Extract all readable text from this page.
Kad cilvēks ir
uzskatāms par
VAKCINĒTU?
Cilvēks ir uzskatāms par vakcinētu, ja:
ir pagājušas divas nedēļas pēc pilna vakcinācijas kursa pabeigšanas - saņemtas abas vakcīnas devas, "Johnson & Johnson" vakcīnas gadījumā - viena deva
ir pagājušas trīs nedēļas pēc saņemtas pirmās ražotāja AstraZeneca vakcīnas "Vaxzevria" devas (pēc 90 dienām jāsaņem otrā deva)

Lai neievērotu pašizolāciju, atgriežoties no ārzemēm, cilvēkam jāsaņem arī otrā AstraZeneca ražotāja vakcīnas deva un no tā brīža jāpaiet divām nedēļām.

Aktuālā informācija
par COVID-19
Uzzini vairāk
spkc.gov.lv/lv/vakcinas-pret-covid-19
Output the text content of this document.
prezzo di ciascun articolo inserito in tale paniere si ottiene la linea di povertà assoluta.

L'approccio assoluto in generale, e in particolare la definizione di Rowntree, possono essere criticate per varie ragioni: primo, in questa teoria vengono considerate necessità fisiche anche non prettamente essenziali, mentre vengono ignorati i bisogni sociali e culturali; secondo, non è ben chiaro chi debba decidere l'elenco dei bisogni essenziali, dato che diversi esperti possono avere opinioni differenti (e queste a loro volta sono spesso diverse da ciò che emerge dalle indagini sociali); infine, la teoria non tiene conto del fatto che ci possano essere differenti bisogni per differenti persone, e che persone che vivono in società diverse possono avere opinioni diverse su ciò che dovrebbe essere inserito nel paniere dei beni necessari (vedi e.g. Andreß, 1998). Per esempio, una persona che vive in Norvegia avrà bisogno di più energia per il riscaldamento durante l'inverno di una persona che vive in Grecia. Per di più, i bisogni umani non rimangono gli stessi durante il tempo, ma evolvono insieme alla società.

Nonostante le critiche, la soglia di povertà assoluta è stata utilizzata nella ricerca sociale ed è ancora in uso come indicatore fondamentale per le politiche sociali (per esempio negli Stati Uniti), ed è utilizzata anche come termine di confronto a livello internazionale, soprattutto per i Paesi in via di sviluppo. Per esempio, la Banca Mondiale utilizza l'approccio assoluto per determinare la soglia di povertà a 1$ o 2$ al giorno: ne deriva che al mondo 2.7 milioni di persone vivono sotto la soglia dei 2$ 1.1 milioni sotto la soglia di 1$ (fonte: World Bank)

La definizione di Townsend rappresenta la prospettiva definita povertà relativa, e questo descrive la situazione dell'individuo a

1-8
* * *
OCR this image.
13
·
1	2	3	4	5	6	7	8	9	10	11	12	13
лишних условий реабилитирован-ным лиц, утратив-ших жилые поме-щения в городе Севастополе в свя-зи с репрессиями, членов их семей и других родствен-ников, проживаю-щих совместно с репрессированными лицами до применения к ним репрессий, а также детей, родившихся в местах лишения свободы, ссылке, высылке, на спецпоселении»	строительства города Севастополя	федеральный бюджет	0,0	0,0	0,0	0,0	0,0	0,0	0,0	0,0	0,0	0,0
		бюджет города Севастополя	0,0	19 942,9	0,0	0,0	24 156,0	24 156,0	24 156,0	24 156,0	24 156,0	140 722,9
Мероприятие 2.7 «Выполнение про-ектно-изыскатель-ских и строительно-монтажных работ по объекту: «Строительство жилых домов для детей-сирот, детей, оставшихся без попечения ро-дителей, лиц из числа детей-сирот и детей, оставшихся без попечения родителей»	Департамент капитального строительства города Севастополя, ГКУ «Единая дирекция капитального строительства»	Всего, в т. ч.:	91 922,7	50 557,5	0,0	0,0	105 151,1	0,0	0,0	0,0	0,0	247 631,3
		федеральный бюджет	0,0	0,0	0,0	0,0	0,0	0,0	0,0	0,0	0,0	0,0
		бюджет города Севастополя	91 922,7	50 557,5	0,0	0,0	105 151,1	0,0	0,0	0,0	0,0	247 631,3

▸ DIRECTION
Take every line from the data that contains the word "devas".

▸ EXERCISE ANSWER
ir pagājušas divas nedēļas pēc pilna vakcinācijas kursa pabeigšanas - saņemtas abas vakcīnas devas, "Johnson & Johnson" vakcīnas gadījumā - viena deva
ir pagājušas trīs nedēļas pēc saņemtas pirmās ražotāja AstraZeneca vakcīnas "Vaxzevria" devas (pēc 90 dienām jāsaņem otrā deva)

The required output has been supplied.